--- Extracted information ---
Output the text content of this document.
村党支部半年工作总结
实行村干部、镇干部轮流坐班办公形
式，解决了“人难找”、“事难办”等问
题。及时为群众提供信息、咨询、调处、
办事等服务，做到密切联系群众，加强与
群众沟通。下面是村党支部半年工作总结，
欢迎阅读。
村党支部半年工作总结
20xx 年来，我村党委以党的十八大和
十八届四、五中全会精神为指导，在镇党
---
What you have to do:
Extract each entry in full, exactly as given.

Exercise answer:
Output the text content of this document.
村党支部半年工作总结
实行村干部、镇干部轮流坐班办公形
式，解决了“人难找”、“事难办”等问
题。及时为群众提供信息、咨询、调处、
办事等服务，做到密切联系群众，加强与
群众沟通。下面是村党支部半年工作总结，
欢迎阅读。
村党支部半年工作总结
20xx 年来，我村党委以党的十八大和
十八届四、五中全会精神为指导，在镇党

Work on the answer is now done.